** start Given records **
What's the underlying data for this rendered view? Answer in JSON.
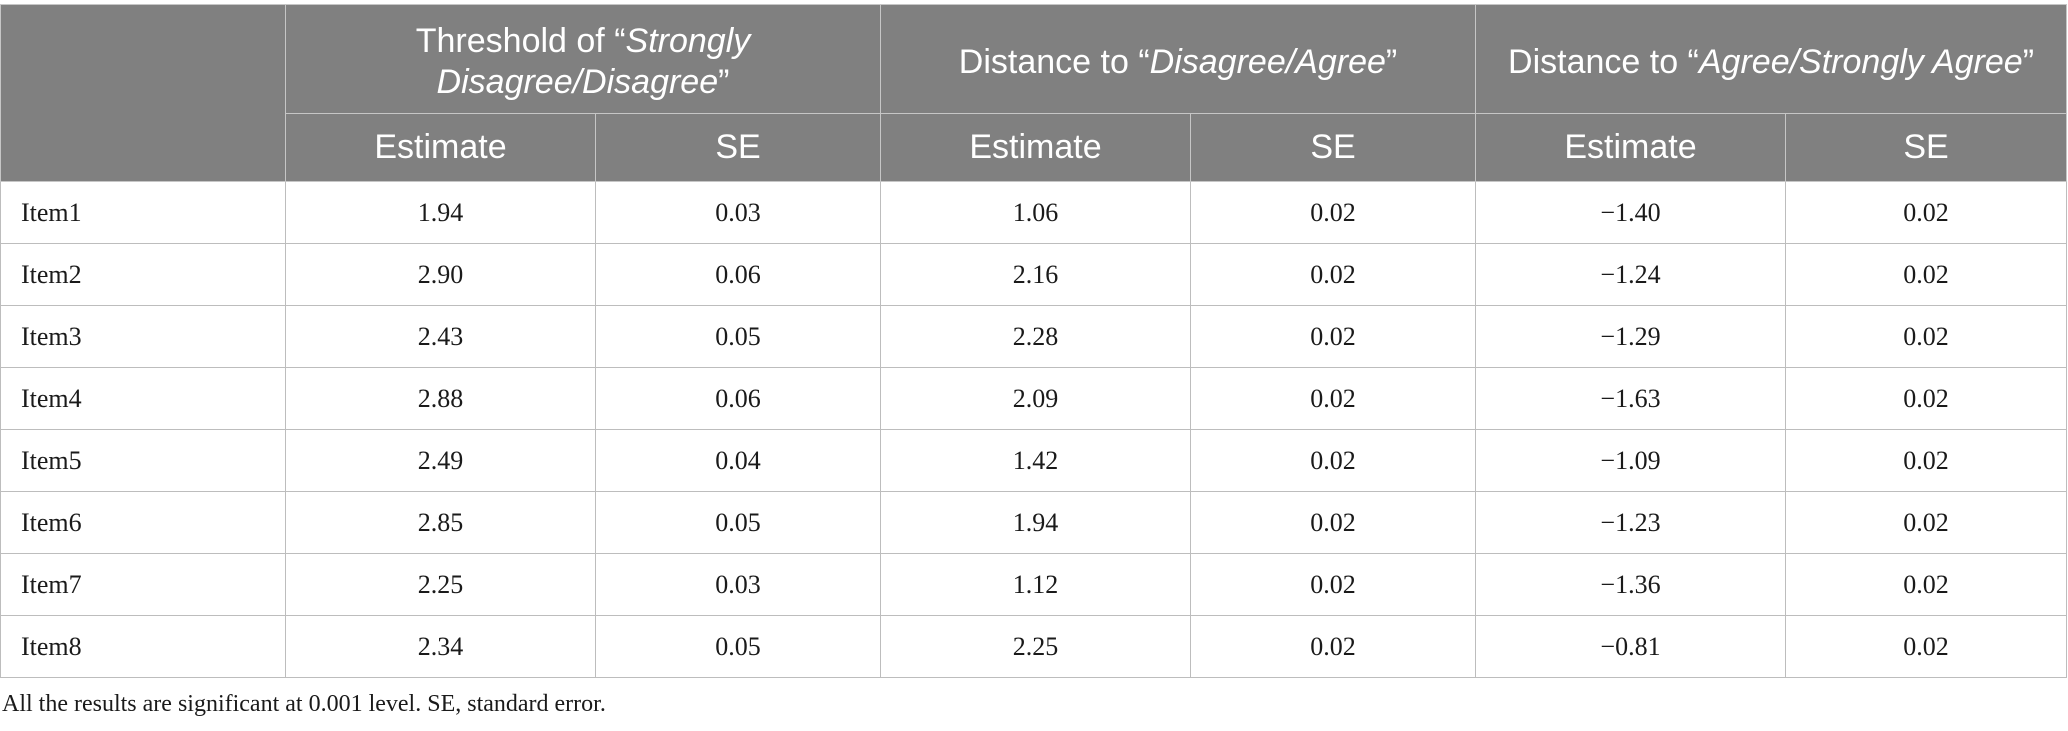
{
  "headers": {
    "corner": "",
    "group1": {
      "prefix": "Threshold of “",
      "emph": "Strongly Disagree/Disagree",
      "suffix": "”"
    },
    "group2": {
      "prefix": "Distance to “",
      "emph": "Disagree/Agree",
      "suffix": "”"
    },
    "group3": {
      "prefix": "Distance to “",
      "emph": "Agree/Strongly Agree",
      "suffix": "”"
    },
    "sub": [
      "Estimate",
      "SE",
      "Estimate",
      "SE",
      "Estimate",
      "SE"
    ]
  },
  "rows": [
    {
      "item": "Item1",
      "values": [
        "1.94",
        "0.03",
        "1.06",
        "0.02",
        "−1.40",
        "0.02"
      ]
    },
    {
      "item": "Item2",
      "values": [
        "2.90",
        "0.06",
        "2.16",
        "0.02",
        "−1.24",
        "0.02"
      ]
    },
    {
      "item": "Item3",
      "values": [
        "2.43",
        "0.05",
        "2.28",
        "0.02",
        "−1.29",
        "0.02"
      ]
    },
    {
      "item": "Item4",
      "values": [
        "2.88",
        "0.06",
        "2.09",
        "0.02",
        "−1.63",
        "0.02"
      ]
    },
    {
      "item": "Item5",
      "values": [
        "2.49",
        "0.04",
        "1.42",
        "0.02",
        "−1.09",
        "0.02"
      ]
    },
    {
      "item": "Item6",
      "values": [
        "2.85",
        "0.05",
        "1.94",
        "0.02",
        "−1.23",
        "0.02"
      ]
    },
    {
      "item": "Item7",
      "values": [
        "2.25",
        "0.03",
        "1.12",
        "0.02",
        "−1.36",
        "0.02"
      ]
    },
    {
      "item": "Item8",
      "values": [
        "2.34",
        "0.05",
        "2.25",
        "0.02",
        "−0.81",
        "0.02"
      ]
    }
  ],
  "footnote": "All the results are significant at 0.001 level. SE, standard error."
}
** end Given records **
** start Given records **
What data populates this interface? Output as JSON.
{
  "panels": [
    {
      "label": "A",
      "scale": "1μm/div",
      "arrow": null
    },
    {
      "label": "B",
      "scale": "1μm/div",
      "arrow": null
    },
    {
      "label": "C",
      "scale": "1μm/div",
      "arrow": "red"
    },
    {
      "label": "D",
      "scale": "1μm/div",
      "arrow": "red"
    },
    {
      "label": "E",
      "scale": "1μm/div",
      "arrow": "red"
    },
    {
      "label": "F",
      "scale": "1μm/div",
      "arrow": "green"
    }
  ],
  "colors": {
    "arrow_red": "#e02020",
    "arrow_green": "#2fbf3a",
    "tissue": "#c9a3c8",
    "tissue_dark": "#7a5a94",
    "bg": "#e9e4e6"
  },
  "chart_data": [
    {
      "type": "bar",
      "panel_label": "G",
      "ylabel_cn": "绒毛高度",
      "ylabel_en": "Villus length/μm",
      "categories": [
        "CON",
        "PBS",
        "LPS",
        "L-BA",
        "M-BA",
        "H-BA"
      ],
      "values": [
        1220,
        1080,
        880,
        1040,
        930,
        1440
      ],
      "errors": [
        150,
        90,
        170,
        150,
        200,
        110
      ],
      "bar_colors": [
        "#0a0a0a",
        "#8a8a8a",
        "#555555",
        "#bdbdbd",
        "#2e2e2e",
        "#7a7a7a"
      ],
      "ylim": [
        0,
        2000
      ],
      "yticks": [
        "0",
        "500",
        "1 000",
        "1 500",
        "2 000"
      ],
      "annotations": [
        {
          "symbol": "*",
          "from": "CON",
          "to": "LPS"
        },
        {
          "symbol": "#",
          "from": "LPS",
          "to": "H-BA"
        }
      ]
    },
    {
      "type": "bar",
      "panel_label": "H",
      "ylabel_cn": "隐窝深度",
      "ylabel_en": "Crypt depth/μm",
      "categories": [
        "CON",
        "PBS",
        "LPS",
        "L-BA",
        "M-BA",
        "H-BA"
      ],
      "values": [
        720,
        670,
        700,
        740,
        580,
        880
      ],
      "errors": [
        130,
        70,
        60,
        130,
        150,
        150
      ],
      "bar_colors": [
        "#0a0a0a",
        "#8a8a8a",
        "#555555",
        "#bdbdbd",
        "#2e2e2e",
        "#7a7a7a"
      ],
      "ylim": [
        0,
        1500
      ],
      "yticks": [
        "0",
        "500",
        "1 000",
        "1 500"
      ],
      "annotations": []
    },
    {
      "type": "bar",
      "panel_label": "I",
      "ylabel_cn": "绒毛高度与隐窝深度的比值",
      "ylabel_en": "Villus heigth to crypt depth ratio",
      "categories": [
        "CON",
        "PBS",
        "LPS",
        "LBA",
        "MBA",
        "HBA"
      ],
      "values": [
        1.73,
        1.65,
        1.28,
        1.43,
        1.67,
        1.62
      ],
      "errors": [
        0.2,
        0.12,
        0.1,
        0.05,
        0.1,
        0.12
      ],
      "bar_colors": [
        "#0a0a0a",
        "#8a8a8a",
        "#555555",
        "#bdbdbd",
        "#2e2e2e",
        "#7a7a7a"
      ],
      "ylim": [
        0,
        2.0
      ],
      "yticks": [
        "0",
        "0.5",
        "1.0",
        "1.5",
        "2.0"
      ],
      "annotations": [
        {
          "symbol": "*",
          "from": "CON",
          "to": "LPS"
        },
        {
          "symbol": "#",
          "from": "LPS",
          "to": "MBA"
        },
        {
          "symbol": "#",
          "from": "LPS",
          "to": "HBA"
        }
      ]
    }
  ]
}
** end Given records **
** start Given records **
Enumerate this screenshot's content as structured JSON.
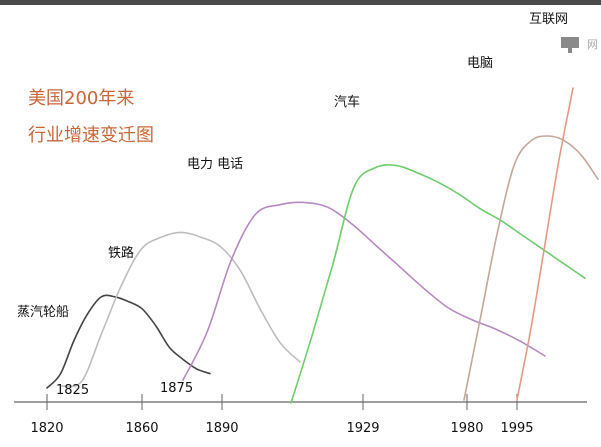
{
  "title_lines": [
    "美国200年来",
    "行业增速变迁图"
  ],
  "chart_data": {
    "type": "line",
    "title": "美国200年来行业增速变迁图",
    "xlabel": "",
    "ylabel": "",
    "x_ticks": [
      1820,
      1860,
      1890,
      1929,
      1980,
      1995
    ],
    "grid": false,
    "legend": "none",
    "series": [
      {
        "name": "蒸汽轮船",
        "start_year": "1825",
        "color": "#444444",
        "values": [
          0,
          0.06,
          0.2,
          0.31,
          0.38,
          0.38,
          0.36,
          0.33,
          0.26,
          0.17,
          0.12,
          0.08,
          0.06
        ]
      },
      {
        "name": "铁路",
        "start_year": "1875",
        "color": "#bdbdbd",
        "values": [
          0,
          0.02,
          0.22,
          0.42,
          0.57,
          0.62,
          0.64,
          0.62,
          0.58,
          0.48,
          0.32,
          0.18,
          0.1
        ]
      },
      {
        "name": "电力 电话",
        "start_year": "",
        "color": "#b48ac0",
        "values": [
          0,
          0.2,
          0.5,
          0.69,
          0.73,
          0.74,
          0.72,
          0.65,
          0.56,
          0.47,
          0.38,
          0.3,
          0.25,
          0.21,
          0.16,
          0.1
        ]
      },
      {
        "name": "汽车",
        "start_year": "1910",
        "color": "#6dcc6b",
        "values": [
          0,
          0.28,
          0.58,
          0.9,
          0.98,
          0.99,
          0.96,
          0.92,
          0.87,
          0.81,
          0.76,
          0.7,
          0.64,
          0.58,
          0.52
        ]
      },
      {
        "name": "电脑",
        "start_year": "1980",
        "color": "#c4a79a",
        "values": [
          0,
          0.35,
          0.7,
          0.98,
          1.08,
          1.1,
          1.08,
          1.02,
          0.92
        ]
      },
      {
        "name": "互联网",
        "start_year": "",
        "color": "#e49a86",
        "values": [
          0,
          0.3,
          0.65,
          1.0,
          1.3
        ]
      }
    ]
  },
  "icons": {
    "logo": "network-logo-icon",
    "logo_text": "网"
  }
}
** end Given records **
### Goal
Where a line of the material above holds the string "Disagree", copy that line.

### Written reply
      "emph": "Strongly Disagree/Disagree",
      "emph": "Disagree/Agree",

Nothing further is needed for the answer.